TEXT PROVIDED:
Keri Hulme on her collecting compulsion

Jan 17, 2014

I freely admit it — I collect an awful lot of stuff…

Some of my collections are understood by most people who encounter them. It makes good sense to have a library of many thousands of books when you live in a remote area many hours’ drive away from a good library (“good” here equals “with at least as many books as I have on subjects I find deeply interesting”).

And then there is my extensive range of wine and whisky glasses, many of which have been presents from family and friends. Only they get to use them.

Others I’ve bought from op-shops and recycle centres. These have a fairly high attrition rate (an excuse for me to continue to search for more.)

And when you know that I love catching — and cooking! — fish, my 40 or so fish and mollusc knives don’t seem extravagant. From the beautiful fillet knife, handmade by one of neighbours, to the knives specifically for mussel and oyster opening, to my lovely Japanese sashimi knife … all of them efficient and pleasurable to use —

Other collections are — a bit strange. They have no utility; are merely there because I like having them. The harmless enjoyment factor … like the large Systema holder full of little containers —  miniature birchbark and flax kete; tiny porcelain jugs for holding thingummies; minute turned rata bowls, a small soapstone box with a mother-of-pearl spiral inlaid on the lid — dozens of such things. But many people collect stuff that seems slightly odd to me — thimbles for instance, or hatpins, or teapots…

What I can’t understand is why, of the three animals that I like a lot, I collect only one —

Many people collect models, figurines, statues of animals: I know of horse and dog  collections, some of them huge. Wooden and pottery butterflies? Yep. Birds? Check. Lizards, frogs, and other amphibians and reptiles? Indeedy!

RECORDS SHOWN:
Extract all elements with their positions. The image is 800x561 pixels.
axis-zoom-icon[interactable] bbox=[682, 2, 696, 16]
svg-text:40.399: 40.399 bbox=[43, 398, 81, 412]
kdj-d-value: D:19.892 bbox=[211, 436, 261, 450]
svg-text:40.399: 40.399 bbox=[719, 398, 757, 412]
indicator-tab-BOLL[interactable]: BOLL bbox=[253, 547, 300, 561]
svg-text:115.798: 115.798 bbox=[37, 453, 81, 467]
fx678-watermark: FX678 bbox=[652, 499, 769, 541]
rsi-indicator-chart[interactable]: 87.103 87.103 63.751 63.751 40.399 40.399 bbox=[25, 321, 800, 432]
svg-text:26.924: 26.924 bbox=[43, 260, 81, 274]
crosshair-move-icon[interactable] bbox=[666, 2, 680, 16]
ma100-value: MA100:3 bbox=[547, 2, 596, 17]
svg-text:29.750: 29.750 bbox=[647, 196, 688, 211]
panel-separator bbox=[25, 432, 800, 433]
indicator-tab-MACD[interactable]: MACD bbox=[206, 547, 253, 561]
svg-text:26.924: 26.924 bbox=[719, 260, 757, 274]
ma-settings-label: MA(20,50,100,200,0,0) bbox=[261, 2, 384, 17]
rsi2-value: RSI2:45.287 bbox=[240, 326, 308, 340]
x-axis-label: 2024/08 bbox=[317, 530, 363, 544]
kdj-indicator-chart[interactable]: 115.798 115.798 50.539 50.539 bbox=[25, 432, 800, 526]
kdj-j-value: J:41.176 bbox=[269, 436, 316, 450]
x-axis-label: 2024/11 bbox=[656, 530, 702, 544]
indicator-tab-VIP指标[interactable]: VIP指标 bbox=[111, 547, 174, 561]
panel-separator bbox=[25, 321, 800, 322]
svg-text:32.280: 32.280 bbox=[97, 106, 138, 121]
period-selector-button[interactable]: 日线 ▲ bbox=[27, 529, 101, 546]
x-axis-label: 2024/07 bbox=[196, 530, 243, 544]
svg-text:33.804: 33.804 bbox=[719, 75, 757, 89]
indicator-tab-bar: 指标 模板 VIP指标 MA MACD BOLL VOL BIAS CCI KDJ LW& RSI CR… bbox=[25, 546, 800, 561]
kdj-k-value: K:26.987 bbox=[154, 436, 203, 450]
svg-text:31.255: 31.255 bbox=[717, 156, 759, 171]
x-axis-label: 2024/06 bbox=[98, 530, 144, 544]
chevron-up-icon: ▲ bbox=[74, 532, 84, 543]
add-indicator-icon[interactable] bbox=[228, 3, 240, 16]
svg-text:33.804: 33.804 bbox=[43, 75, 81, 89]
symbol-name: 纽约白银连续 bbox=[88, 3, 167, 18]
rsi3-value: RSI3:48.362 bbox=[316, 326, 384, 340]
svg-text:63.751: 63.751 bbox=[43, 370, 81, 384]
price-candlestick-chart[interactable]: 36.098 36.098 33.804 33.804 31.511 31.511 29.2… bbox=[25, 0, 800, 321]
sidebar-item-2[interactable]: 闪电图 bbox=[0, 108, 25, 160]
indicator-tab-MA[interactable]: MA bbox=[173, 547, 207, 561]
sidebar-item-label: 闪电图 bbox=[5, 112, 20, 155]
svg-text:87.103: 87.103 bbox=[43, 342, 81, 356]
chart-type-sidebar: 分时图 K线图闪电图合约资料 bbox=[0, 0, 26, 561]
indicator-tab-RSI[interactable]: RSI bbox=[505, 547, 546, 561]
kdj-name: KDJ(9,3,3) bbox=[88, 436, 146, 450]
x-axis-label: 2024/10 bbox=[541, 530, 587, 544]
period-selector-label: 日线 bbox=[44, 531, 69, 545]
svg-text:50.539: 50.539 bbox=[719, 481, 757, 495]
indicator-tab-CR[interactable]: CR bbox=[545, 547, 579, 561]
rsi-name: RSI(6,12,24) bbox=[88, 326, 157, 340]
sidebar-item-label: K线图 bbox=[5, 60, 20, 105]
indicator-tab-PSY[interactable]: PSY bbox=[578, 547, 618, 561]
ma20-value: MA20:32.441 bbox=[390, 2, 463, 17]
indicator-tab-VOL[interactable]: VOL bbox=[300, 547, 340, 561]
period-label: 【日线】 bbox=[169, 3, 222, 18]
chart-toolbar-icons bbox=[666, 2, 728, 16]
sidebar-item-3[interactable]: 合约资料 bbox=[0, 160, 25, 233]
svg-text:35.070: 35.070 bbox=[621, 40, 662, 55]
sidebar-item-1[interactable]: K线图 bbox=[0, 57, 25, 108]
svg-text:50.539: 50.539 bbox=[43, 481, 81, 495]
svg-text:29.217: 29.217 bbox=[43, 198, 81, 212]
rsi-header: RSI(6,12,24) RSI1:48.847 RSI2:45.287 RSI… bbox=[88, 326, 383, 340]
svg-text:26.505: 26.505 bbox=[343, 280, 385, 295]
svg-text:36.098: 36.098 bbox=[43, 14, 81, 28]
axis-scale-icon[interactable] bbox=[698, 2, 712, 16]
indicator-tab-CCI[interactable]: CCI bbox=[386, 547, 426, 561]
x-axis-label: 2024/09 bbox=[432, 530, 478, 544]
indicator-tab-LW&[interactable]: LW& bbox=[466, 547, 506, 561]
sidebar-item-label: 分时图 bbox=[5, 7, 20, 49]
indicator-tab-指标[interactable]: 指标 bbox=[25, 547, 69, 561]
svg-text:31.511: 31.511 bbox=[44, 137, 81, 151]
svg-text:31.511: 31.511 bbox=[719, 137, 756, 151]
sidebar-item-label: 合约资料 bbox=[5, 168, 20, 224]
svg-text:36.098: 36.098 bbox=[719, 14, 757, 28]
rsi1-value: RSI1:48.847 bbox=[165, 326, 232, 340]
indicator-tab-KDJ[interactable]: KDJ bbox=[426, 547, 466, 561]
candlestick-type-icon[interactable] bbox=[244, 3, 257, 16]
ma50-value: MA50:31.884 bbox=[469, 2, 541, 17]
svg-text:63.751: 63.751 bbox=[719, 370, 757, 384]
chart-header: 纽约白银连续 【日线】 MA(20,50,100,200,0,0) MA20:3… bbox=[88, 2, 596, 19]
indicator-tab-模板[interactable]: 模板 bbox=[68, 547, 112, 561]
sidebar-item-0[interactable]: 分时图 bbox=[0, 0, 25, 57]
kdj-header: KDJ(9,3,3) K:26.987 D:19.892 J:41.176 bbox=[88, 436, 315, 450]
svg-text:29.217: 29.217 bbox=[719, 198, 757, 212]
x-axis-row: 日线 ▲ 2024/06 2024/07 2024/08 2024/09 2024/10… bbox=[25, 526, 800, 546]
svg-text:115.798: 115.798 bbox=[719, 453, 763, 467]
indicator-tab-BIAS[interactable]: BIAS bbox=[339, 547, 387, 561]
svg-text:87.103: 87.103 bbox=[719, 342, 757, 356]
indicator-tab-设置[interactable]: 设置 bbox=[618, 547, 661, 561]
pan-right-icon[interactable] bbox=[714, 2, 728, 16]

REQUIRED TASKS:
A - Rewrite the passage of the essay on collecting from "Some of my collections" up to and including "to use them.", changing "whisky" to "brandy".
B - Carry the essay on collecting forward from its last sentence.

ANSWERS TO EACH TASK:
A -
Some of my collections are understood by most people who encounter them. It makes good sense to have a library of many thousands of books when you live in a remote area many hours’ drive away from a good library (“good” here equals “with at least as many books as I have on subjects I find deeply interesting”).

And then there is my extensive range of wine and brandy glasses, many of which have been presents from family and friends. Only they get to use them.

B -
From the time I was a small child, I have been enamoured of three sorts of animals: apes (especially chimpanzees, both Pan paniscus, the so-called pygmy chimp, and P. troglodytes, the common chimpanzee); cetaceans (my favourites being the five species found in Aotearoa seas) and elephants! African, forest, Asian — all of ’em!

I have seen all the above-listed animals, although only the dolphins were in their natural habitat. I’ve ridden on two (not a dolphin, alas!) I have no desire whatsoever to own any of them.

***

I have no ape statues.

I have two beautiful Blue Mountain figures of dolphins (mother and calf) and five silver ones swim in the air above my desk. (But I have many more models of snails than dolphins — I like snails because they are curvilinear and have four eyes, a bit like I used to be …)

Wanna guess how many representations of elephants I have?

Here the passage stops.